─── Dataset records

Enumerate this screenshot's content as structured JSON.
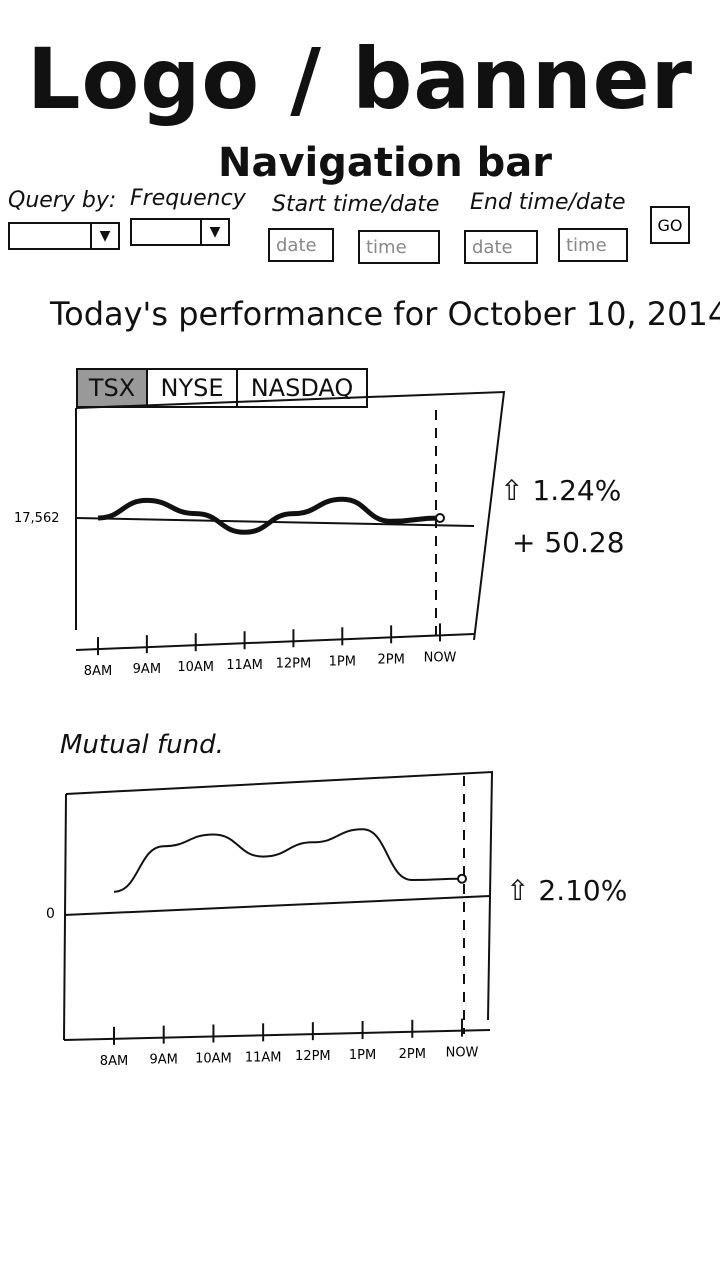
{
  "header": {
    "logo_text": "Logo / banner",
    "nav_text": "Navigation bar"
  },
  "query": {
    "query_by_label": "Query by:",
    "frequency_label": "Frequency",
    "start_label": "Start time/date",
    "end_label": "End time/date",
    "start_date_placeholder": "date",
    "start_time_placeholder": "time",
    "end_date_placeholder": "date",
    "end_time_placeholder": "time",
    "go_label": "GO"
  },
  "performance": {
    "title": "Today's performance for October 10, 2014",
    "tabs": [
      {
        "label": "TSX",
        "active": true
      },
      {
        "label": "NYSE",
        "active": false
      },
      {
        "label": "NASDAQ",
        "active": false
      }
    ],
    "change_percent": "1.24%",
    "change_points": "+ 50.28",
    "arrow_icon": "up-arrow-icon"
  },
  "mutual_fund": {
    "title": "Mutual fund.",
    "change_percent": "2.10%",
    "arrow_icon": "up-arrow-icon"
  },
  "chart_data": [
    {
      "type": "line",
      "title": "",
      "x": [
        "8AM",
        "9AM",
        "10AM",
        "11AM",
        "12PM",
        "1PM",
        "2PM",
        "NOW"
      ],
      "baseline_label": "17,562",
      "series": [
        {
          "values": [
            17562,
            17578,
            17566,
            17549,
            17566,
            17579,
            17559,
            17562
          ]
        }
      ],
      "grid": false
    },
    {
      "type": "line",
      "title": "",
      "x": [
        "8AM",
        "9AM",
        "10AM",
        "11AM",
        "12PM",
        "1PM",
        "2PM",
        "NOW"
      ],
      "baseline_label": "0",
      "series": [
        {
          "values": [
            1.1,
            4.6,
            5.5,
            3.8,
            4.9,
            5.9,
            2.0,
            2.1
          ]
        }
      ],
      "grid": false
    }
  ]
}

──────

• _What is needed_
Copy every line above that includes the string "title".

• _Answer to this exercise_
    "title": "Today's performance for October 10, 2014",
    "title": "Mutual fund.",
      "title": "",
      "title": "",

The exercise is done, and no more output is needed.